**WRITTEN INSTRUCTION:** Find each line holding the word "Чернышова" and give the total alone.

(begin)

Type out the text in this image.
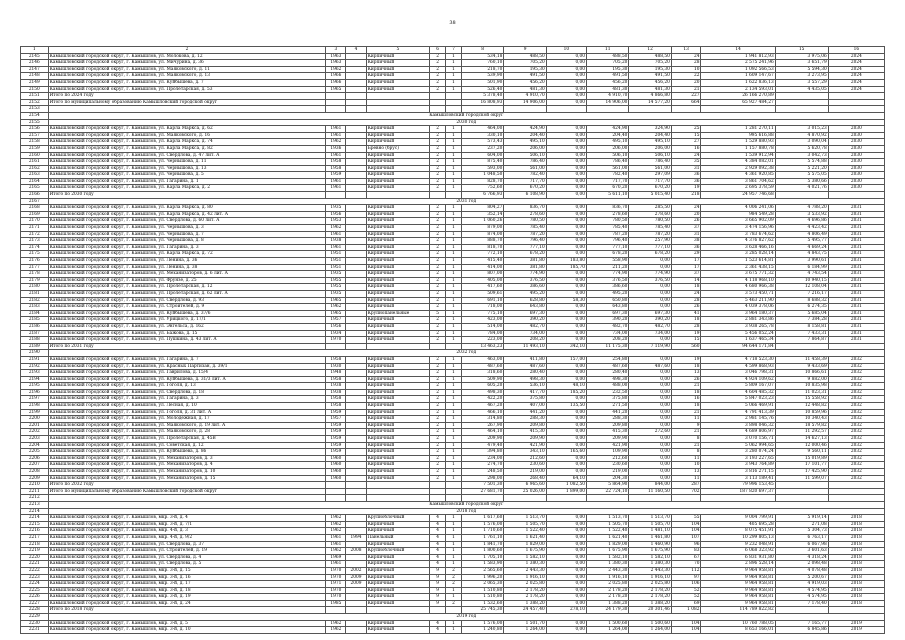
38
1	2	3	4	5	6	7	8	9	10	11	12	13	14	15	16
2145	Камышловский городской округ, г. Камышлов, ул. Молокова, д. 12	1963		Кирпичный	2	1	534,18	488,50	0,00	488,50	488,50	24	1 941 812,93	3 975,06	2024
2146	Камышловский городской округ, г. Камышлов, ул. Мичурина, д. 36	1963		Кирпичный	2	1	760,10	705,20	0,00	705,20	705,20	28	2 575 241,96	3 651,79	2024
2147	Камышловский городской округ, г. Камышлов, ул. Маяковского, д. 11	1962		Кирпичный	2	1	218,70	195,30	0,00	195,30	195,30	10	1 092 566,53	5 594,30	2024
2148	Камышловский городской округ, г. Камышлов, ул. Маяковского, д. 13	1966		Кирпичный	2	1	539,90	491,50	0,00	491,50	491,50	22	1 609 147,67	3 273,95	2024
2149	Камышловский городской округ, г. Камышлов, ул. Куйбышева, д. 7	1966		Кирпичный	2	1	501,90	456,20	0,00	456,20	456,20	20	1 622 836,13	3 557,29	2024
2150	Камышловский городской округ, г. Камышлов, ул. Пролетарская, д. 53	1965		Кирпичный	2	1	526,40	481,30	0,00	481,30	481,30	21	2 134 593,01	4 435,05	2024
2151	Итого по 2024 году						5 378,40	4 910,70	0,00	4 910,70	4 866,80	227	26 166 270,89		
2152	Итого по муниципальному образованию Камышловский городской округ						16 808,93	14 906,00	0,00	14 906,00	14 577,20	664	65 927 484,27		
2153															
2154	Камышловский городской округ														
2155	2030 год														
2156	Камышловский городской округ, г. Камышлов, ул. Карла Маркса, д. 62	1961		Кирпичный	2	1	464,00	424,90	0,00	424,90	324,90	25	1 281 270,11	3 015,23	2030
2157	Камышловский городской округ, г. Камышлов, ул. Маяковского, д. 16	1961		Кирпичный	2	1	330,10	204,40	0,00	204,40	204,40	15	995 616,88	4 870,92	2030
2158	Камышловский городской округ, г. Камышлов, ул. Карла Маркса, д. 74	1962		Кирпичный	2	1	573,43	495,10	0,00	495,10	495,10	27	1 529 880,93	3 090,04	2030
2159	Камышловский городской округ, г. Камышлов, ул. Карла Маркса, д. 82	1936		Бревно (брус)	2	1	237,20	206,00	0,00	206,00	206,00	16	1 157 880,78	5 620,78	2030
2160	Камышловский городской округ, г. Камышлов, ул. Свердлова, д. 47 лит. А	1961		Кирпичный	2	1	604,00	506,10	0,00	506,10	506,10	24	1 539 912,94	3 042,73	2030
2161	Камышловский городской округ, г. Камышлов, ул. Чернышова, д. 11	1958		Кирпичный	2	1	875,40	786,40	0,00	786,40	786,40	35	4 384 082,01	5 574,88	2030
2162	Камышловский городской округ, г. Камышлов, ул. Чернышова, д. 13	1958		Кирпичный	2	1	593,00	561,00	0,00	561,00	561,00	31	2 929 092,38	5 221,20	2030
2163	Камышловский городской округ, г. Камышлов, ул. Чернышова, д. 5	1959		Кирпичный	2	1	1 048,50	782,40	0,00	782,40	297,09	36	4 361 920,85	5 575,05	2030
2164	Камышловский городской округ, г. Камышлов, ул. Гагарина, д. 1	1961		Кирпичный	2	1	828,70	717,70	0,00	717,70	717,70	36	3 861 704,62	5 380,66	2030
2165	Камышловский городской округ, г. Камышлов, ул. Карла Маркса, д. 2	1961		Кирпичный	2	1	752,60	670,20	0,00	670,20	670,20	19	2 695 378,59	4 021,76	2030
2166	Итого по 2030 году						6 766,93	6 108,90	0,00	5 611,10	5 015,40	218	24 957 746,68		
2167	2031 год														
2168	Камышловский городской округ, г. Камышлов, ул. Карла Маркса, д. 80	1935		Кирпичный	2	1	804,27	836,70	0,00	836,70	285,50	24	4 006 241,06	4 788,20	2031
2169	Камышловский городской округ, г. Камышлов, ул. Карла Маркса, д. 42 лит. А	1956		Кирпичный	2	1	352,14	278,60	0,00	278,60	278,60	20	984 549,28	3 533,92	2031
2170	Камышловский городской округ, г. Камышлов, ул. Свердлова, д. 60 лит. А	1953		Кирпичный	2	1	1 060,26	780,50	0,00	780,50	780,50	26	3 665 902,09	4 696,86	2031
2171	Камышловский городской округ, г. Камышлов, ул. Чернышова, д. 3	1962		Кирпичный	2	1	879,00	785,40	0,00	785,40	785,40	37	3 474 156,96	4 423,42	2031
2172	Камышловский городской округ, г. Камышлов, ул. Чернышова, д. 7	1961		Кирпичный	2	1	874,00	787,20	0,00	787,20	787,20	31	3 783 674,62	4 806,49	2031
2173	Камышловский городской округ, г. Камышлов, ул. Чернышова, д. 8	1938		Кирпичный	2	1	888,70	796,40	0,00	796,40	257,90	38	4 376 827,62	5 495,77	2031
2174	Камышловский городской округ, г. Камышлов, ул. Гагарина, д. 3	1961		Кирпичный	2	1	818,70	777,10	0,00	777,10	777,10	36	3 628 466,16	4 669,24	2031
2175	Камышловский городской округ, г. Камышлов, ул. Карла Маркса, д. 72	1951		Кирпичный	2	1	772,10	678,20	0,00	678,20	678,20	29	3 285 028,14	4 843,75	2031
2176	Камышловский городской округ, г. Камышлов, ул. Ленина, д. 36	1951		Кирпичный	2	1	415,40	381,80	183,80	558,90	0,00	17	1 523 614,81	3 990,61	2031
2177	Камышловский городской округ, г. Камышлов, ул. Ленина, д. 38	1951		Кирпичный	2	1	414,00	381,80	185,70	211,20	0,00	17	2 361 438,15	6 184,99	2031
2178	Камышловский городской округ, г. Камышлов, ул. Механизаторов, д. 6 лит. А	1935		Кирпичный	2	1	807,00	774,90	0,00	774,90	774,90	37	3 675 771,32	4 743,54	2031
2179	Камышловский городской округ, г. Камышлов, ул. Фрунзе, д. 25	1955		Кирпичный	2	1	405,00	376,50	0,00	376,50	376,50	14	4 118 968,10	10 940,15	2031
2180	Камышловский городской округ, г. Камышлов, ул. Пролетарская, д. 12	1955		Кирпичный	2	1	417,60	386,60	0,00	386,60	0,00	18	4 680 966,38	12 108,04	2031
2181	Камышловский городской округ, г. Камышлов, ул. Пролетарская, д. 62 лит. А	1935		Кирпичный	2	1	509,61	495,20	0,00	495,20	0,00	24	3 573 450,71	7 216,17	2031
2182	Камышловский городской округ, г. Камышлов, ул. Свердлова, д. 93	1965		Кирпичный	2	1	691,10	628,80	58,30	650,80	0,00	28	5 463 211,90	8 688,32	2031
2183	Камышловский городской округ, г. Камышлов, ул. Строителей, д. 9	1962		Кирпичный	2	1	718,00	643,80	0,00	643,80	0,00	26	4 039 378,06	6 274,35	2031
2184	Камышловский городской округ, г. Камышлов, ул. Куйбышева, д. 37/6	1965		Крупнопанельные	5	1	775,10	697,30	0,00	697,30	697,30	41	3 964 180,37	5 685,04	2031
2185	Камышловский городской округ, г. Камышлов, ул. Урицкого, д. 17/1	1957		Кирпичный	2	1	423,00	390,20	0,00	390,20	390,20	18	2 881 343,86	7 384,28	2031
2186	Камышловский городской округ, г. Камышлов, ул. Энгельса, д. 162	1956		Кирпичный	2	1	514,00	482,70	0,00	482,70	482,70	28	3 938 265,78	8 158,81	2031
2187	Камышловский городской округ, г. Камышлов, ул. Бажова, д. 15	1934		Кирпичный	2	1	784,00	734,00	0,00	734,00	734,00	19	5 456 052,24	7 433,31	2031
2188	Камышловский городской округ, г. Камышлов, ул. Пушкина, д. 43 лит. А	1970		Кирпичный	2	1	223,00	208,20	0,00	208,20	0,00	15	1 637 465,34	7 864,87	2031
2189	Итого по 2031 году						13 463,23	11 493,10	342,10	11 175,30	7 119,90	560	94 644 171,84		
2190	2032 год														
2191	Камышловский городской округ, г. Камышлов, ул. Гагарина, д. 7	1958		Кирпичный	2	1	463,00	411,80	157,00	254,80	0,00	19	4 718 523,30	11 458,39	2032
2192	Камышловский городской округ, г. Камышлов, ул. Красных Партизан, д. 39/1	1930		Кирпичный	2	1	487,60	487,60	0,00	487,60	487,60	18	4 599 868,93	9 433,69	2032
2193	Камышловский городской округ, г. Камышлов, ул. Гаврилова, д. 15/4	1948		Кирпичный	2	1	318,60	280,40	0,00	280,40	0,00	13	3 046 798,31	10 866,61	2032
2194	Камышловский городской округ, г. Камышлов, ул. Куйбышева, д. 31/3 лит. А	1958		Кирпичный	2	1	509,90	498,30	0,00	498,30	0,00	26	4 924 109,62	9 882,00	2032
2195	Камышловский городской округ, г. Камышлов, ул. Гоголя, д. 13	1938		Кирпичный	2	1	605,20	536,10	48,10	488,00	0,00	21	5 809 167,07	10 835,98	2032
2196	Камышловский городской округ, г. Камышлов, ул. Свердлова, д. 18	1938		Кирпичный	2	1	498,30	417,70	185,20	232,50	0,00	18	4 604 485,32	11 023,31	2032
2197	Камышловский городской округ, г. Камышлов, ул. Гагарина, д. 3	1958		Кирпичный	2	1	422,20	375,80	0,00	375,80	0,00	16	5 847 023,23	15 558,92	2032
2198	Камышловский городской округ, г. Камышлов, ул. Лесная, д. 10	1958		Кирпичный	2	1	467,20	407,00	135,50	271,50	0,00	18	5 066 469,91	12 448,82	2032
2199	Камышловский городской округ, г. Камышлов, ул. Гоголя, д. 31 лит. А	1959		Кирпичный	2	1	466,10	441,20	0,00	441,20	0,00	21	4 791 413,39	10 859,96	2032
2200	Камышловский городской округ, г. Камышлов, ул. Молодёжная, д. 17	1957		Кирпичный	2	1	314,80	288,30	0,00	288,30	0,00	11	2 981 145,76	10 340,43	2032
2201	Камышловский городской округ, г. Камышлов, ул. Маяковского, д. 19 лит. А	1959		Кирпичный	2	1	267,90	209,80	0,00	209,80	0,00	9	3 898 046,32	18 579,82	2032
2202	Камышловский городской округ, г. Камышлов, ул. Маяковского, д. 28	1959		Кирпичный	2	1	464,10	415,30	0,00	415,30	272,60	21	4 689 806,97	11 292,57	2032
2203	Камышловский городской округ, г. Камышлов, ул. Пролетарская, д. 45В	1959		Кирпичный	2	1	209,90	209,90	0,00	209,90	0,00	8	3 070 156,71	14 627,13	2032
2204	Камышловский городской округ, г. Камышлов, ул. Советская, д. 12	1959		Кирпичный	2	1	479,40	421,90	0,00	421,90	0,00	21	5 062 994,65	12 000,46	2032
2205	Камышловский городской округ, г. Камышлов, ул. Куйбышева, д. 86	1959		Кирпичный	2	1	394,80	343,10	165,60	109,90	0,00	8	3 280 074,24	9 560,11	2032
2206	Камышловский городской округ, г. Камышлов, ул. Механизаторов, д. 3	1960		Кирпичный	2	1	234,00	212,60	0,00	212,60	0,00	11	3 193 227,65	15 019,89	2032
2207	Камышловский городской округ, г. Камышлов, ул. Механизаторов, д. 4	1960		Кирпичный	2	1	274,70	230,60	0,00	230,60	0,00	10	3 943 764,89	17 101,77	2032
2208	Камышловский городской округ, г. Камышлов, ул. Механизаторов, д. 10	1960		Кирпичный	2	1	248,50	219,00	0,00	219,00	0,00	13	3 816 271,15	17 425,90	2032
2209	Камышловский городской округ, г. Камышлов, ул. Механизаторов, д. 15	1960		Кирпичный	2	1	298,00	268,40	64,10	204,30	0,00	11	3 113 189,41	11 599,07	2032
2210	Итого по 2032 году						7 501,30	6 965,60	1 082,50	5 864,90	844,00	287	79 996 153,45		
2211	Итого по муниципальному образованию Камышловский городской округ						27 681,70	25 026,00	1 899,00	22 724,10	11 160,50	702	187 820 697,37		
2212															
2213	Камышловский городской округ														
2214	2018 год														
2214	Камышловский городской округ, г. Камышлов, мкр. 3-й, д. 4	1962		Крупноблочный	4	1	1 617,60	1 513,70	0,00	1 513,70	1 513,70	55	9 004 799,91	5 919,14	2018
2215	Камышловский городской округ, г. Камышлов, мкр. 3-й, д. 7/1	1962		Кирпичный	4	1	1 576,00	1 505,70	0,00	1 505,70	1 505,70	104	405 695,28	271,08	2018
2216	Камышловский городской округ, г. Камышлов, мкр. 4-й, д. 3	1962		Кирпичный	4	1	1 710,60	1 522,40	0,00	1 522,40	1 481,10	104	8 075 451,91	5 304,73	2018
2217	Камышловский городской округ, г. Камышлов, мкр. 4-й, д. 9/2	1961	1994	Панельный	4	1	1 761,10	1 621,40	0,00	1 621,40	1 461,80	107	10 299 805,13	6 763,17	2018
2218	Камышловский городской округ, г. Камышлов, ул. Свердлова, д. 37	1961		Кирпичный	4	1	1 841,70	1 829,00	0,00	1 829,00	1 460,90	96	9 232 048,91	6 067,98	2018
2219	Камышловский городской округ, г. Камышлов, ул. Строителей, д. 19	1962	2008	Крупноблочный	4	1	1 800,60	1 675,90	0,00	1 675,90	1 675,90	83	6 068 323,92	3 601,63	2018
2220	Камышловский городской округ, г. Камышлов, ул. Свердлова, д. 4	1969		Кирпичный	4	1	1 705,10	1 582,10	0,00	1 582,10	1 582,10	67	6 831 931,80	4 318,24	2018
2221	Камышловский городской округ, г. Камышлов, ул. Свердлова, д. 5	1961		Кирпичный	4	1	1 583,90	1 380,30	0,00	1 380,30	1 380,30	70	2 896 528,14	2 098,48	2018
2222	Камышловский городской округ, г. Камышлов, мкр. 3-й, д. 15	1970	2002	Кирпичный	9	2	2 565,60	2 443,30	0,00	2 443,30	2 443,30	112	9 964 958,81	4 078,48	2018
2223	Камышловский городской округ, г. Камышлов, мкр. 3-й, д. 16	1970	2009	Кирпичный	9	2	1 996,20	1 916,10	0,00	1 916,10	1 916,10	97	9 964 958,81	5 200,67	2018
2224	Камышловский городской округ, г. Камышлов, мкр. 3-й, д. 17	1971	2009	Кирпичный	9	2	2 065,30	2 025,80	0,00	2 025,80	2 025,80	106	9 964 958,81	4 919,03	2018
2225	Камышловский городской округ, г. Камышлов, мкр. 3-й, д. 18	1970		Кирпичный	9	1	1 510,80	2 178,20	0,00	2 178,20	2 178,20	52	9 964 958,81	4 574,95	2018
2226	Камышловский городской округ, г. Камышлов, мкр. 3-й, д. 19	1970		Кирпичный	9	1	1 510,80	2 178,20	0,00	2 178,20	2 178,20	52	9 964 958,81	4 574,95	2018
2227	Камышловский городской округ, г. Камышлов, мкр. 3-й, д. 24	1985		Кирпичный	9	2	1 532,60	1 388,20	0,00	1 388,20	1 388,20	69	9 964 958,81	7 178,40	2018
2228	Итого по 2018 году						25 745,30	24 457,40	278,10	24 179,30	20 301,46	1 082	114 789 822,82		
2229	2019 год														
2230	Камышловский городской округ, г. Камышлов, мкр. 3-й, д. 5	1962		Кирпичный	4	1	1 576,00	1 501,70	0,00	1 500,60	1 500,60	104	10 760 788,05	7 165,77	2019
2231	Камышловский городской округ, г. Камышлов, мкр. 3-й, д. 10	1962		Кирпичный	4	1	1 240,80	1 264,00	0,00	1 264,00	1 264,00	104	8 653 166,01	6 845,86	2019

(end)
(begin)

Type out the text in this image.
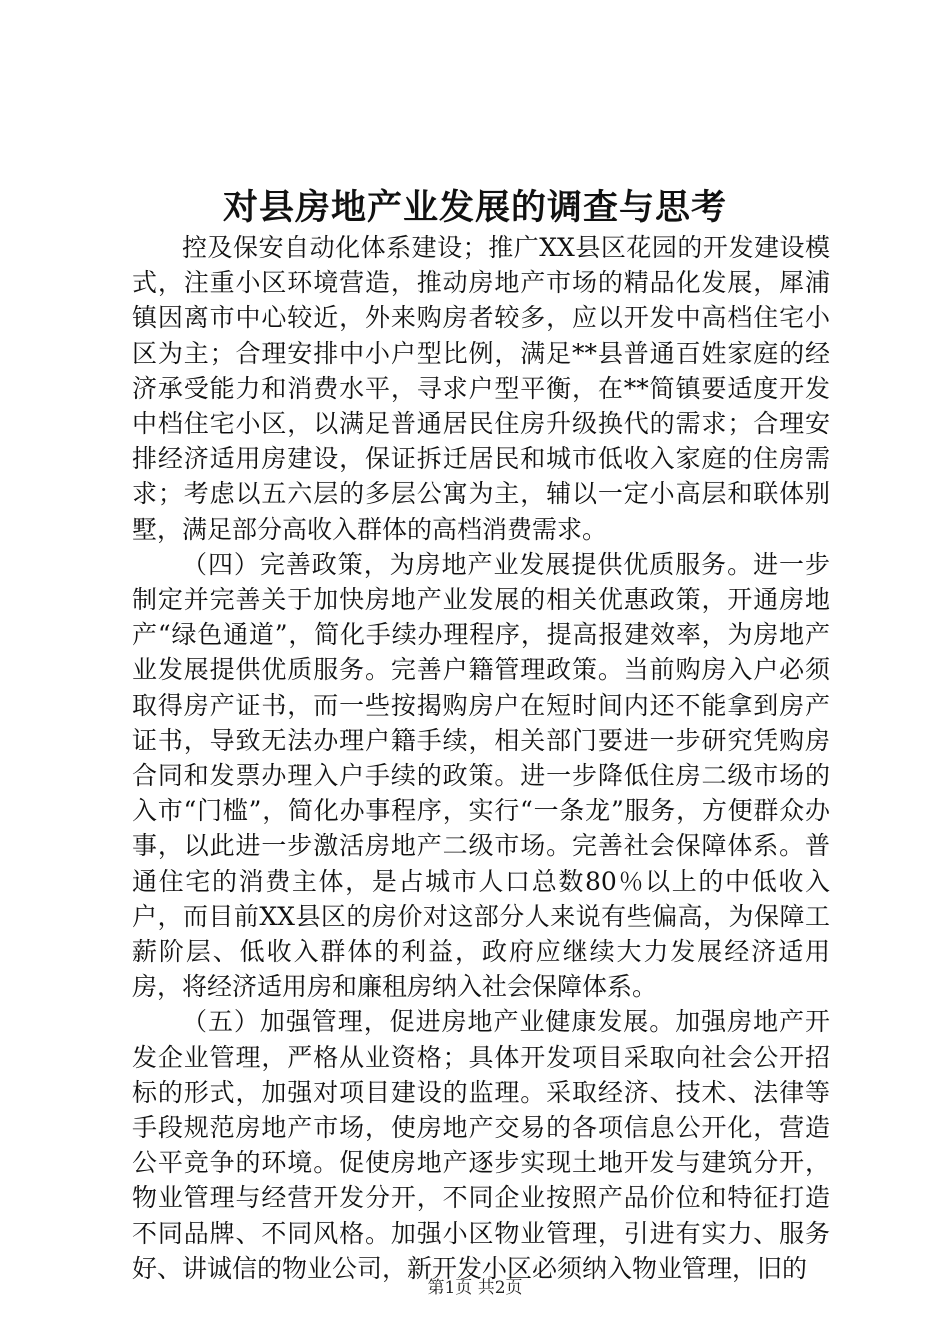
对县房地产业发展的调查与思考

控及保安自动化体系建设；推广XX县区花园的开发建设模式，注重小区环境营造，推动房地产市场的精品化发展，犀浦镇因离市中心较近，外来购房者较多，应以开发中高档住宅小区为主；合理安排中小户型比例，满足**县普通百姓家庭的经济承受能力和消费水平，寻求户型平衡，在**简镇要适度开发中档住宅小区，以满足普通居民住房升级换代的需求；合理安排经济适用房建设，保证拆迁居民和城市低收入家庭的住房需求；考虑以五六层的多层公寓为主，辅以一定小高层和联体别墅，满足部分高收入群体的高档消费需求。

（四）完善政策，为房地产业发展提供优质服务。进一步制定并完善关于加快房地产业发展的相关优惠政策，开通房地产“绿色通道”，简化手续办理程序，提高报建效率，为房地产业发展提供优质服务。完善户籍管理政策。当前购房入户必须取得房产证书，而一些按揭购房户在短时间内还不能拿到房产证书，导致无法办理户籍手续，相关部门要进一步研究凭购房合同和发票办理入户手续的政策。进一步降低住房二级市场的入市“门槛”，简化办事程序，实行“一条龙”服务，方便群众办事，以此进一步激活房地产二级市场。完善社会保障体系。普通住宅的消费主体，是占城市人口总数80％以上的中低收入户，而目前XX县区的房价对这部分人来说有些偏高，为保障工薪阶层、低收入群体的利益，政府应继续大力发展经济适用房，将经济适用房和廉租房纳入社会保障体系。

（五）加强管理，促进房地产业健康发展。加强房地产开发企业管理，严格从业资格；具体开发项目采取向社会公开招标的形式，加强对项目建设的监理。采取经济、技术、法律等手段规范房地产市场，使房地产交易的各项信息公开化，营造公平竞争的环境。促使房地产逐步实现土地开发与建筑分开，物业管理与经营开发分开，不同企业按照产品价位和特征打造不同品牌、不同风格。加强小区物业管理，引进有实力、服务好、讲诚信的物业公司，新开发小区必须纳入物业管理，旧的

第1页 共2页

(end)

**REPLY TO THE EXERCISE:** 6